=== Given problem ===
Below you will find a set of lines. Repeat them all exactly.

=== Extracted data ===
········
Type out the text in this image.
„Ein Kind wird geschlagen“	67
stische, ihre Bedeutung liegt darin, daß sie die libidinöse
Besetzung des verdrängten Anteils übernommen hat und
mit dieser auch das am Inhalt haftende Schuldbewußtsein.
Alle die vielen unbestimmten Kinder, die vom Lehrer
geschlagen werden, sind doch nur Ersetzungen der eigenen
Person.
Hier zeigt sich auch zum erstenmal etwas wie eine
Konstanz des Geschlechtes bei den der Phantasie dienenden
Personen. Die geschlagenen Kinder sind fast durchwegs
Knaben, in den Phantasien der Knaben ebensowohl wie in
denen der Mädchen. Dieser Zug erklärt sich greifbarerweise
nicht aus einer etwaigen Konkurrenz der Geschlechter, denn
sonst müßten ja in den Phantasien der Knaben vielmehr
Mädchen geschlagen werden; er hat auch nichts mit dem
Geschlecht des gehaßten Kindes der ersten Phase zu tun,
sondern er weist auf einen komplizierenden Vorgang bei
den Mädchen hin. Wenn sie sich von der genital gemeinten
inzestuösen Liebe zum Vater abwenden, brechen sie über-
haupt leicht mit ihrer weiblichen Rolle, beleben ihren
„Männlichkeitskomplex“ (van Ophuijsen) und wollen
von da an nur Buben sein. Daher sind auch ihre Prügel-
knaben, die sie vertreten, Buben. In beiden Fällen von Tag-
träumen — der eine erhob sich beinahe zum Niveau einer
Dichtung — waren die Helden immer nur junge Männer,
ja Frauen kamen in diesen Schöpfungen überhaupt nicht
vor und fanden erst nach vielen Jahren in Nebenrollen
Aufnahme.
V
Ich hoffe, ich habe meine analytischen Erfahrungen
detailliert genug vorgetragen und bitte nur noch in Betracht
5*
········
=== Solution to the exercise ===
Type out the text in this image.
„Ein Kind wird geschlagen“	67
stische, ihre Bedeutung liegt darin, daß sie die libidinöse
Besetzung des verdrängten Anteils übernommen hat und
mit dieser auch das am Inhalt haftende Schuldbewußtsein.
Alle die vielen unbestimmten Kinder, die vom Lehrer
geschlagen werden, sind doch nur Ersetzungen der eigenen
Person.
Hier zeigt sich auch zum erstenmal etwas wie eine
Konstanz des Geschlechtes bei den der Phantasie dienenden
Personen. Die geschlagenen Kinder sind fast durchwegs
Knaben, in den Phantasien der Knaben ebensowohl wie in
denen der Mädchen. Dieser Zug erklärt sich greifbarerweise
nicht aus einer etwaigen Konkurrenz der Geschlechter, denn
sonst müßten ja in den Phantasien der Knaben vielmehr
Mädchen geschlagen werden; er hat auch nichts mit dem
Geschlecht des gehaßten Kindes der ersten Phase zu tun,
sondern er weist auf einen komplizierenden Vorgang bei
den Mädchen hin. Wenn sie sich von der genital gemeinten
inzestuösen Liebe zum Vater abwenden, brechen sie über-
haupt leicht mit ihrer weiblichen Rolle, beleben ihren
„Männlichkeitskomplex“ (van Ophuijsen) und wollen
von da an nur Buben sein. Daher sind auch ihre Prügel-
knaben, die sie vertreten, Buben. In beiden Fällen von Tag-
träumen — der eine erhob sich beinahe zum Niveau einer
Dichtung — waren die Helden immer nur junge Männer,
ja Frauen kamen in diesen Schöpfungen überhaupt nicht
vor und fanden erst nach vielen Jahren in Nebenrollen
Aufnahme.
V
Ich hoffe, ich habe meine analytischen Erfahrungen
detailliert genug vorgetragen und bitte nur noch in Betracht
5*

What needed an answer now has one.